● **Objective**
Exactly reproduce each entry, leaving out nothing.

□ □ □ □

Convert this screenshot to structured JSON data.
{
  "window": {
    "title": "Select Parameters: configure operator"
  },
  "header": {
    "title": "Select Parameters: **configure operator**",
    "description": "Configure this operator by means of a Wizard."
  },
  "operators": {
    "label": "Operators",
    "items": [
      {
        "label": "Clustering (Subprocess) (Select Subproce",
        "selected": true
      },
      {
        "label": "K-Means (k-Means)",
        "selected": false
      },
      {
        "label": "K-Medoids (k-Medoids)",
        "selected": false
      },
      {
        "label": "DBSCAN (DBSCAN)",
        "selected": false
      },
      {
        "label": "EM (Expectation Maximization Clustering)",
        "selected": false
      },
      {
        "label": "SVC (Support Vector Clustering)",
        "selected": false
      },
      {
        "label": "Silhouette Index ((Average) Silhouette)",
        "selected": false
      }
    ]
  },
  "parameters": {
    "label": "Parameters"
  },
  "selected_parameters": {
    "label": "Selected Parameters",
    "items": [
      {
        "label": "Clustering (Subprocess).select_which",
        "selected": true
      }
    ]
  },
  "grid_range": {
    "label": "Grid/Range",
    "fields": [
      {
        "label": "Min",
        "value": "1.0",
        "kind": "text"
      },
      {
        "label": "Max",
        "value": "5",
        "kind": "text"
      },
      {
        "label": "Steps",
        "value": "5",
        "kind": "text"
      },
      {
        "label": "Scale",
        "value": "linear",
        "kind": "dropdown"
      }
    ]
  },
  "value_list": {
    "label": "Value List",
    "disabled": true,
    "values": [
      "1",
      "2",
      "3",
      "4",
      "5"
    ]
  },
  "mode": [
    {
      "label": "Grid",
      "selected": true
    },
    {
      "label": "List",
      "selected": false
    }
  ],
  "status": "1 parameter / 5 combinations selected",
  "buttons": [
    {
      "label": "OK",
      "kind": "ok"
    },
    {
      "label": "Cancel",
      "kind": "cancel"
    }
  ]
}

□ □ □ □

● **Solved problem**
Convert this screenshot to structured JSON data.
{
  "window": {
    "title": "Select Parameters: configure operator"
  },
  "header": {
    "title": "Select Parameters: **configure operator**",
    "description": "Configure this operator by means of a Wizard."
  },
  "operators": {
    "label": "Operators",
    "items": [
      {
        "label": "Clustering (Subprocess) (Select Subproce",
        "selected": true
      },
      {
        "label": "K-Means (k-Means)",
        "selected": false
      },
      {
        "label": "K-Medoids (k-Medoids)",
        "selected": false
      },
      {
        "label": "DBSCAN (DBSCAN)",
        "selected": false
      },
      {
        "label": "EM (Expectation Maximization Clustering)",
        "selected": false
      },
      {
        "label": "SVC (Support Vector Clustering)",
        "selected": false
      },
      {
        "label": "Silhouette Index ((Average) Silhouette)",
        "selected": false
      }
    ]
  },
  "parameters": {
    "label": "Parameters"
  },
  "selected_parameters": {
    "label": "Selected Parameters",
    "items": [
      {
        "label": "Clustering (Subprocess).select_which",
        "selected": true
      }
    ]
  },
  "grid_range": {
    "label": "Grid/Range",
    "fields": [
      {
        "label": "Min",
        "value": "1.0",
        "kind": "text"
      },
      {
        "label": "Max",
        "value": "5",
        "kind": "text"
      },
      {
        "label": "Steps",
        "value": "5",
        "kind": "text"
      },
      {
        "label": "Scale",
        "value": "linear",
        "kind": "dropdown"
      }
    ]
  },
  "value_list": {
    "label": "Value List",
    "disabled": true,
    "values": [
      "1",
      "2",
      "3",
      "4",
      "5"
    ]
  },
  "mode": [
    {
      "label": "Grid",
      "selected": true
    },
    {
      "label": "List",
      "selected": false
    }
  ],
  "status": "1 parameter / 5 combinations selected",
  "buttons": [
    {
      "label": "OK",
      "kind": "ok"
    },
    {
      "label": "Cancel",
      "kind": "cancel"
    }
  ]
}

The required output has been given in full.